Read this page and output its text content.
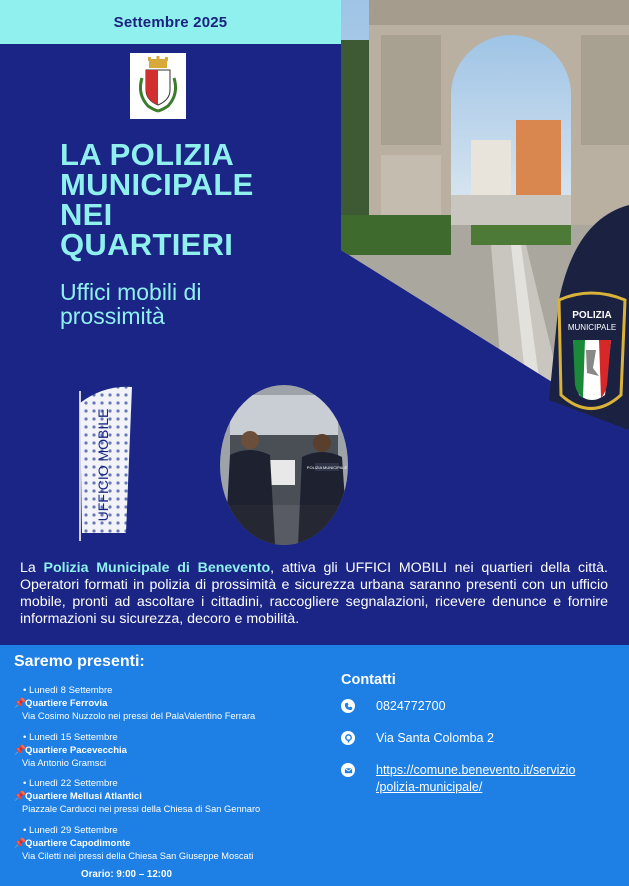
Settembre 2025
POLIZIA
MUNICIPALE
LA POLIZIA
MUNICIPALE
NEI
QUARTIERI
Uffici mobili di
prossimità
UFFICIO MOBILE	POLIZIA MUNICIPALE

La Polizia Municipale di Benevento, attiva gli UFFICI MOBILI nei quartieri della città. Operatori formati in polizia di prossimità e sicurezza urbana saranno presenti con un ufficio mobile, pronti ad ascoltare i cittadini, raccogliere segnalazioni, ricevere denunce e fornire informazioni su sicurezza, decoro e mobilità.

Saremo presenti:
• Lunedì 8 Settembre
📌 Quartiere Ferrovia
Via Cosimo Nuzzolo nei pressi del PalaValentino Ferrara
• Lunedì 15 Settembre
📌 Quartiere Pacevecchia
Via Antonio Gramsci
• Lunedì 22 Settembre
📌 Quartiere Mellusi Atlantici
Piazzale Carducci nei pressi della Chiesa di San Gennaro
• Lunedì 29 Settembre
📌 Quartiere Capodimonte
Via Ciletti nei pressi della Chiesa San Giuseppe Moscati
Orario: 9:00 – 12:00
Contatti
0824772700
Via Santa Colomba 2
https://comune.benevento.it/servizio
/polizia-municipale/
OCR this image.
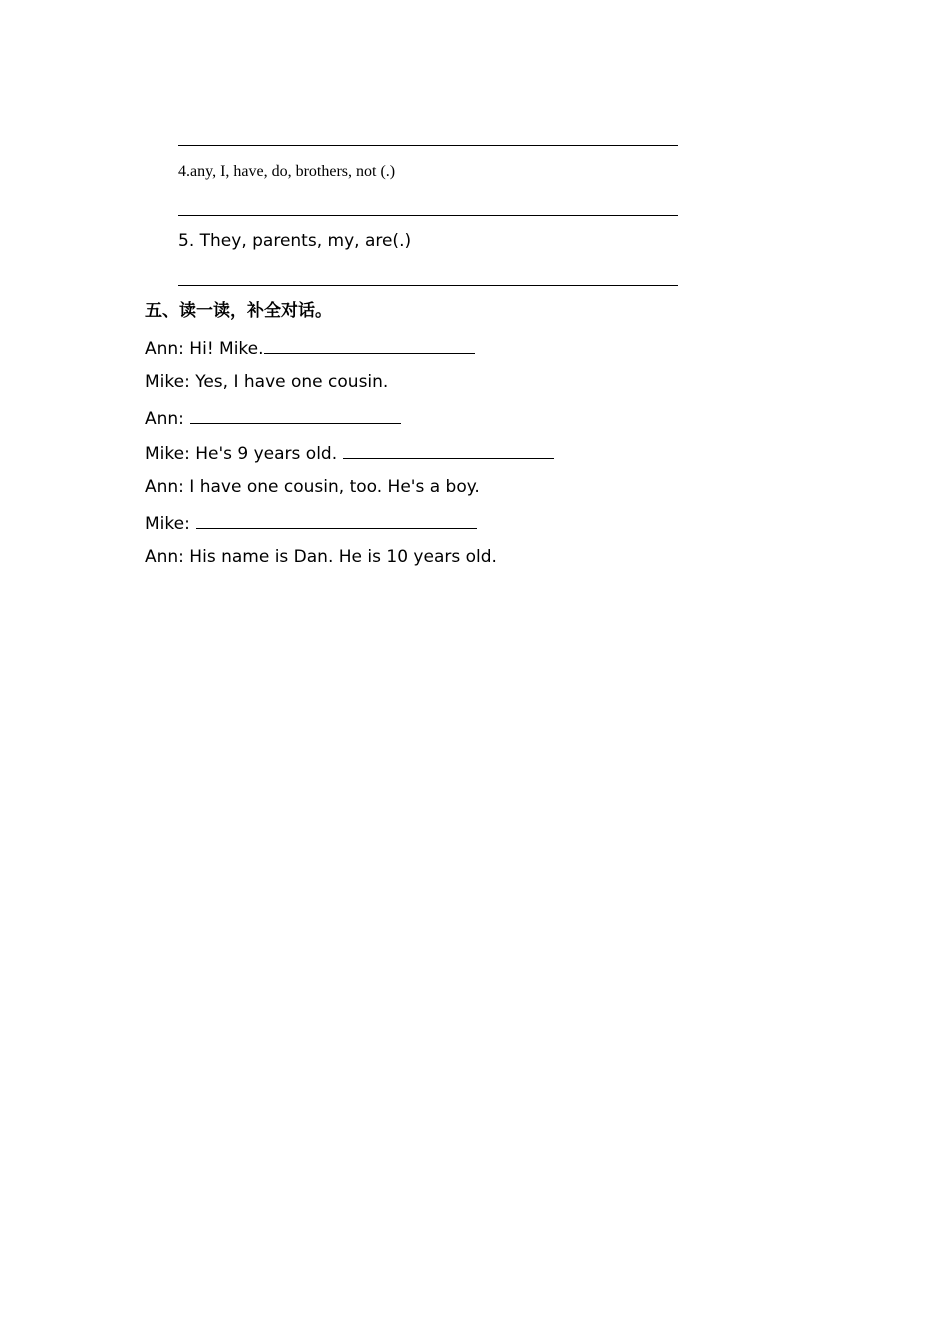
4.any, I, have, do, brothers, not (.)
5. They, parents, my, are(.)
五、读一读，补全对话。
Ann: Hi! Mike.
Mike: Yes, I have one cousin.
Ann:
Mike: He's 9 years old.
Ann: I have one cousin, too. He's a boy.
Mike:
Ann: His name is Dan. He is 10 years old.
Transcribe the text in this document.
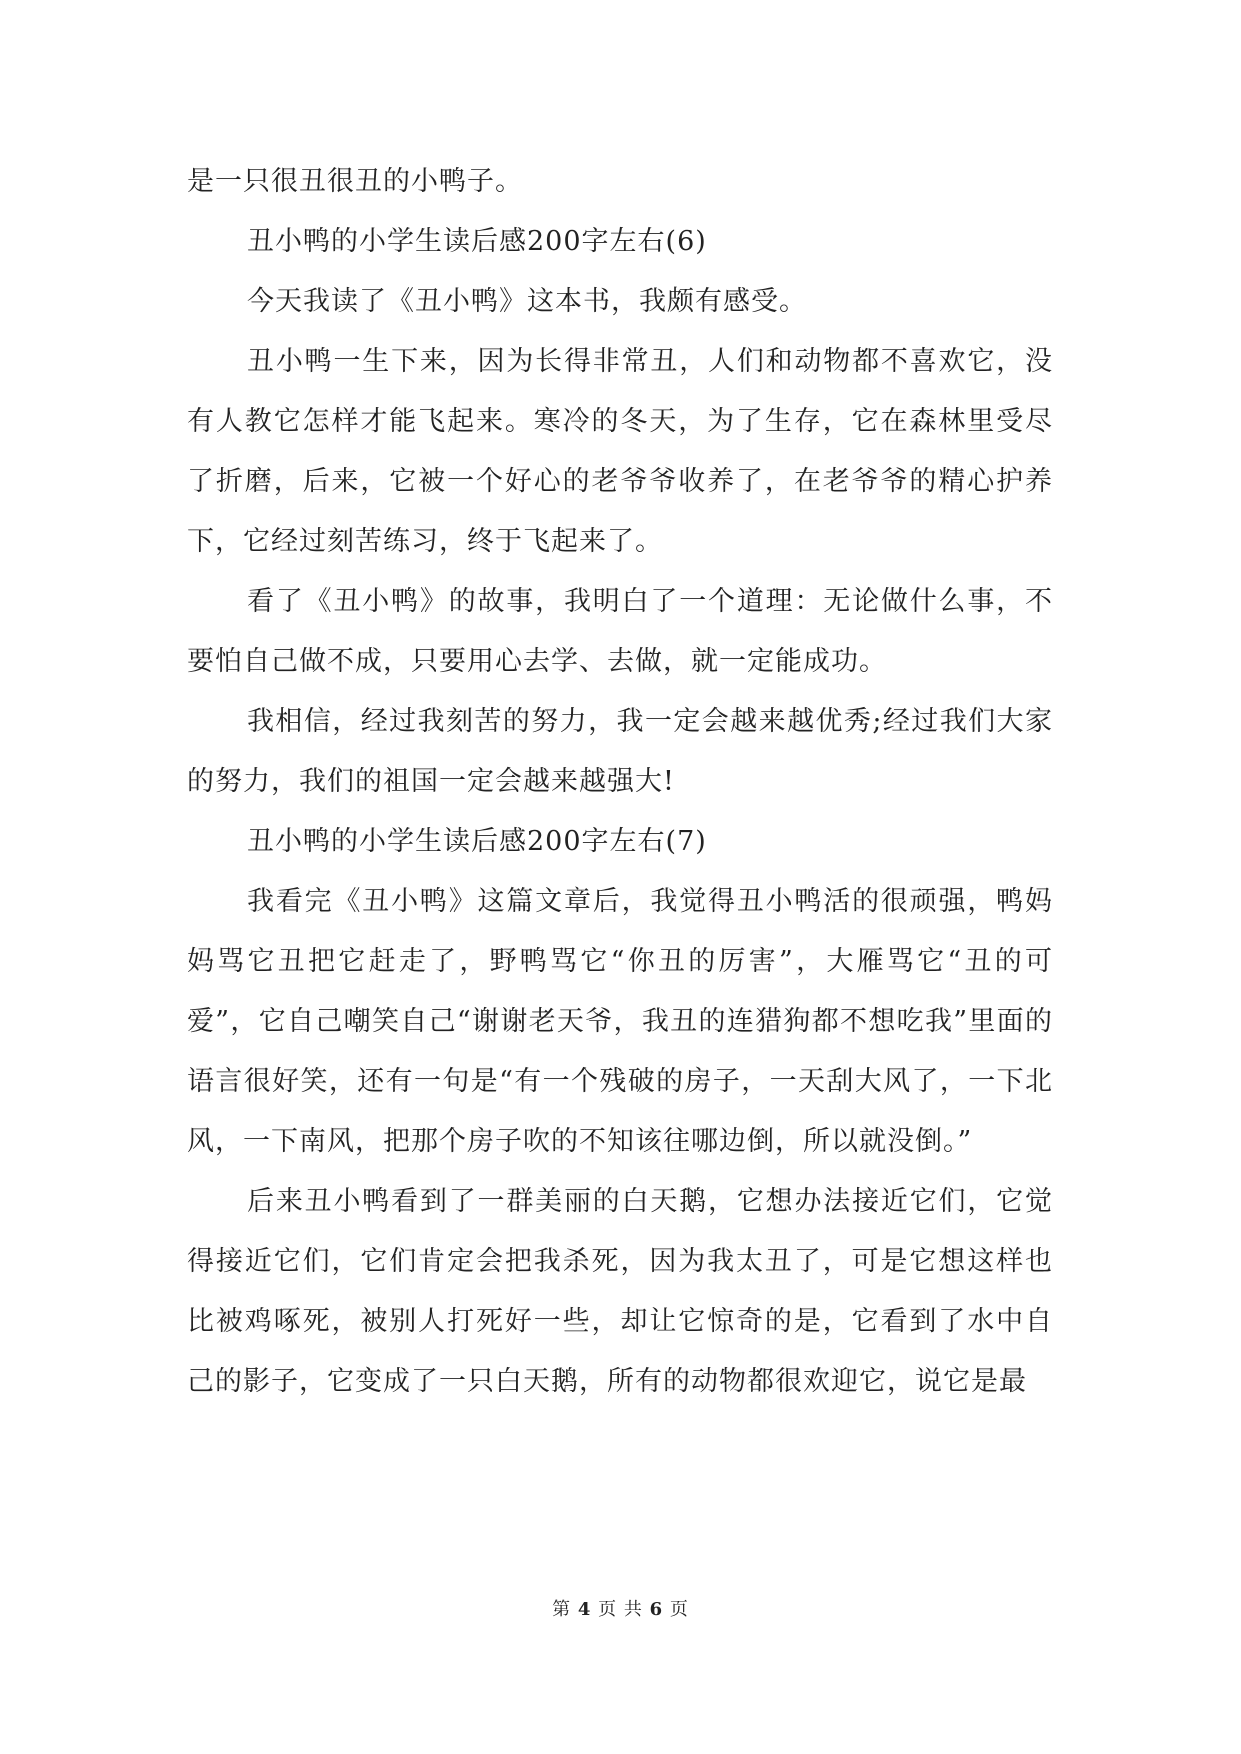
是一只很丑很丑的小鸭子。

丑小鸭的小学生读后感200字左右(6)

今天我读了《丑小鸭》这本书，我颇有感受。

丑小鸭一生下来，因为长得非常丑，人们和动物都不喜欢它，没有人教它怎样才能飞起来。寒冷的冬天，为了生存，它在森林里受尽了折磨，后来，它被一个好心的老爷爷收养了，在老爷爷的精心护养下，它经过刻苦练习，终于飞起来了。

看了《丑小鸭》的故事，我明白了一个道理：无论做什么事，不要怕自己做不成，只要用心去学、去做，就一定能成功。

我相信，经过我刻苦的努力，我一定会越来越优秀;经过我们大家的努力，我们的祖国一定会越来越强大!

丑小鸭的小学生读后感200字左右(7)

我看完《丑小鸭》这篇文章后，我觉得丑小鸭活的很顽强，鸭妈妈骂它丑把它赶走了，野鸭骂它“你丑的厉害”，大雁骂它“丑的可爱”，它自己嘲笑自己“谢谢老天爷，我丑的连猎狗都不想吃我”里面的语言很好笑，还有一句是“有一个残破的房子，一天刮大风了，一下北风，一下南风，把那个房子吹的不知该往哪边倒，所以就没倒。”

后来丑小鸭看到了一群美丽的白天鹅，它想办法接近它们，它觉得接近它们，它们肯定会把我杀死，因为我太丑了，可是它想这样也比被鸡啄死，被别人打死好一些，却让它惊奇的是，它看到了水中自己的影子，它变成了一只白天鹅，所有的动物都很欢迎它，说它是最

第 4 页 共 6 页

# [Objective]
Spot every line that holds "Chiesa" and copy it.

# [Final result]
Piazzale Carducci nei pressi della Chiesa di San Gennaro
Via Ciletti nei pressi della Chiesa San Giuseppe Moscati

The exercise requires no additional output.